== RECORDS ==

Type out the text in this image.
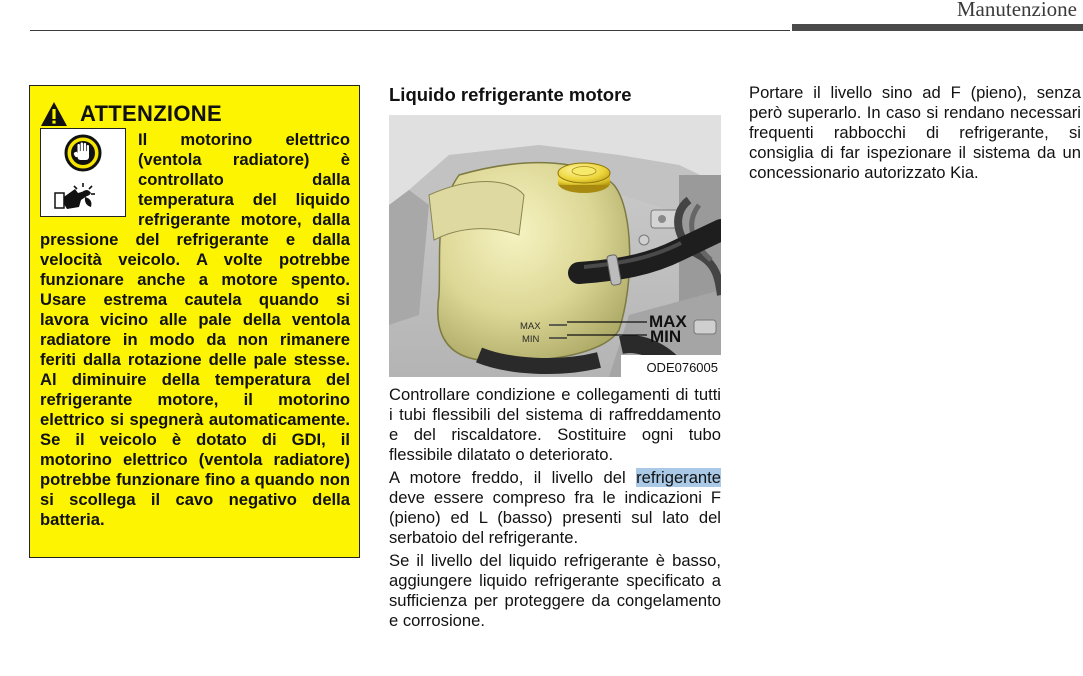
Manutenzione
ATTENZIONE

Il motorino elettrico (ventola radiatore) è controllato dalla temperatura del liquido refrigerante motore, dalla pressione del refrigerante e dalla velocità veicolo. A volte potrebbe funzionare anche a motore spento. Usare estrema cautela quando si lavora vicino alle pale della ventola radiatore in modo da non rimanere feriti dalla rotazione delle pale stesse. Al diminuire della temperatura del refrigerante motore, il motorino elettrico si spegnerà automaticamente. Se il veicolo è dotato di GDI, il motorino elettrico (ventola radiatore) potrebbe funzionare fino a quando non si scollega il cavo negativo della batteria.

Liquido refrigerante motore
MAX
MIN
MAX
MIN
ODE076005

Controllare condizione e collegamenti di tutti i tubi flessibili del sistema di raffreddamento e del riscaldatore. Sostituire ogni tubo flessibile dilatato o deteriorato.

A motore freddo, il livello del refrigerante deve essere compreso fra le indicazioni F (pieno) ed L (basso) presenti sul lato del serbatoio del refrigerante.

Se il livello del liquido refrigerante è basso, aggiungere liquido refrigerante specificato a sufficienza per proteggere da congelamento e corrosione.

Portare il livello sino ad F (pieno), senza però superarlo. In caso si rendano necessari frequenti rabbocchi di refrigerante, si consiglia di far ispezionare il sistema da un concessionario autorizzato Kia.
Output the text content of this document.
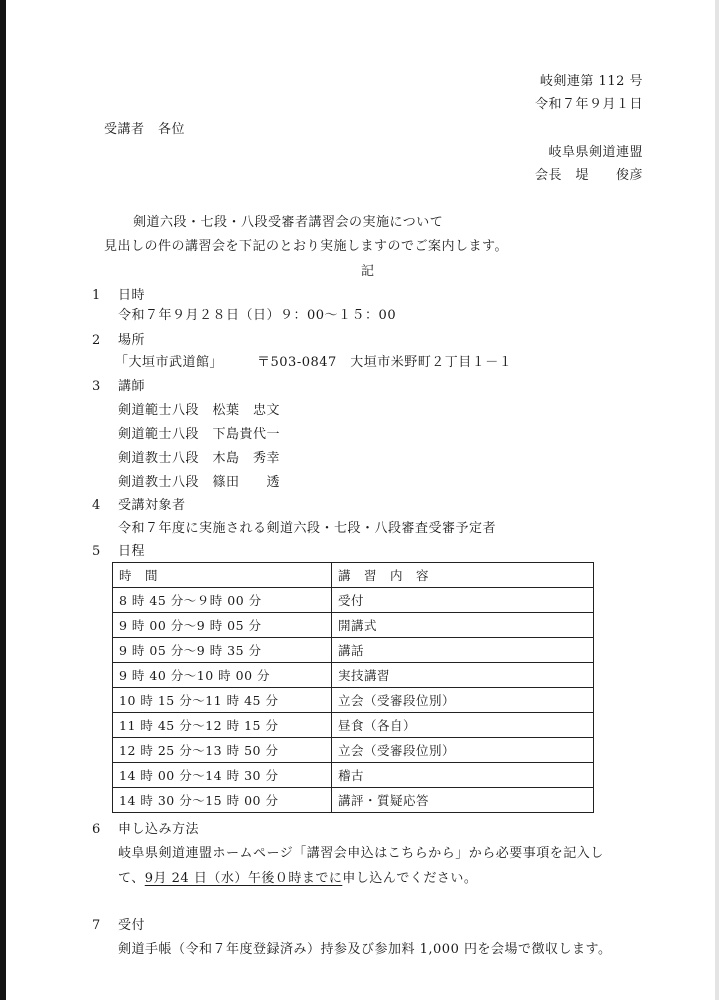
岐剣連第 112 号
令和７年９月１日
受講者　各位
岐阜県剣道連盟
会長　堤　　俊彦
剣道六段・七段・八段受審者講習会の実施について
見出しの件の講習会を下記のとおり実施しますのでご案内します。
記
1 日時
令和７年９月２８日（日）９：00～１５：00
2 場所
「大垣市武道館」	〒503-0847　大垣市米野町２丁目１－１
3 講師
剣道範士八段　松葉　忠文
剣道範士八段　下島貴代一
剣道教士八段　木島　秀幸
剣道教士八段　篠田　　透
4 受講対象者
令和７年度に実施される剣道六段・七段・八段審査受審予定者
5 日程
時　間	講　習　内　容
8 時 45 分～９時 00 分	受付
9 時 00 分～9 時 05 分	開講式
9 時 05 分～9 時 35 分	講話
9 時 40 分～10 時 00 分	実技講習
10 時 15 分～11 時 45 分	立会（受審段位別）
11 時 45 分～12 時 15 分	昼食（各自）
12 時 25 分～13 時 50 分	立会（受審段位別）
14 時 00 分～14 時 30 分	稽古
14 時 30 分～15 時 00 分	講評・質疑応答
6 申し込み方法
岐阜県剣道連盟ホームページ「講習会申込はこちらから」から必要事項を記入し
て、9月 24 日（水）午後０時までに申し込んでください。
7 受付
剣道手帳（令和７年度登録済み）持参及び参加料 1,000 円を会場で徴収します。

===

§ **WHAT TO DO**: Output the data exactly. Pictures don't belong in the result.

§ **SOLVED EXERCISE**:
Type out the text in this image.
Manutenzione
ATTENZIONE

Il motorino elettrico (ventola radiatore) è controllato dalla temperatura del liquido refrigerante motore, dalla pressione del refrigerante e dalla velocità veicolo. A volte potrebbe funzionare anche a motore spento. Usare estrema cautela quando si lavora vicino alle pale della ventola radiatore in modo da non rimanere feriti dalla rotazione delle pale stesse. Al diminuire della temperatura del refrigerante motore, il motorino elettrico si spegnerà automaticamente. Se il veicolo è dotato di GDI, il motorino elettrico (ventola radiatore) potrebbe funzionare fino a quando non si scollega il cavo negativo della batteria.

Liquido refrigerante motore
MAX
MIN
MAX
MIN
ODE076005

Controllare condizione e collegamenti di tutti i tubi flessibili del sistema di raffreddamento e del riscaldatore. Sostituire ogni tubo flessibile dilatato o deteriorato.

A motore freddo, il livello del refrigerante deve essere compreso fra le indicazioni F (pieno) ed L (basso) presenti sul lato del serbatoio del refrigerante.

Se il livello del liquido refrigerante è basso, aggiungere liquido refrigerante specificato a sufficienza per proteggere da congelamento e corrosione.

Portare il livello sino ad F (pieno), senza però superarlo. In caso si rendano necessari frequenti rabbocchi di refrigerante, si consiglia di far ispezionare il sistema da un concessionario autorizzato Kia.
Output the text content of this document.
岐剣連第 112 号
令和７年９月１日
受講者　各位
岐阜県剣道連盟
会長　堤　　俊彦
剣道六段・七段・八段受審者講習会の実施について
見出しの件の講習会を下記のとおり実施しますのでご案内します。
記
1 日時
令和７年９月２８日（日）９：00～１５：00
2 場所
「大垣市武道館」	〒503-0847　大垣市米野町２丁目１－１
3 講師
剣道範士八段　松葉　忠文
剣道範士八段　下島貴代一
剣道教士八段　木島　秀幸
剣道教士八段　篠田　　透
4 受講対象者
令和７年度に実施される剣道六段・七段・八段審査受審予定者
5 日程
時　間	講　習　内　容
8 時 45 分～９時 00 分	受付
9 時 00 分～9 時 05 分	開講式
9 時 05 分～9 時 35 分	講話
9 時 40 分～10 時 00 分	実技講習
10 時 15 分～11 時 45 分	立会（受審段位別）
11 時 45 分～12 時 15 分	昼食（各自）
12 時 25 分～13 時 50 分	立会（受審段位別）
14 時 00 分～14 時 30 分	稽古
14 時 30 分～15 時 00 分	講評・質疑応答
6 申し込み方法
岐阜県剣道連盟ホームページ「講習会申込はこちらから」から必要事項を記入し
て、9月 24 日（水）午後０時までに申し込んでください。
7 受付
剣道手帳（令和７年度登録済み）持参及び参加料 1,000 円を会場で徴収します。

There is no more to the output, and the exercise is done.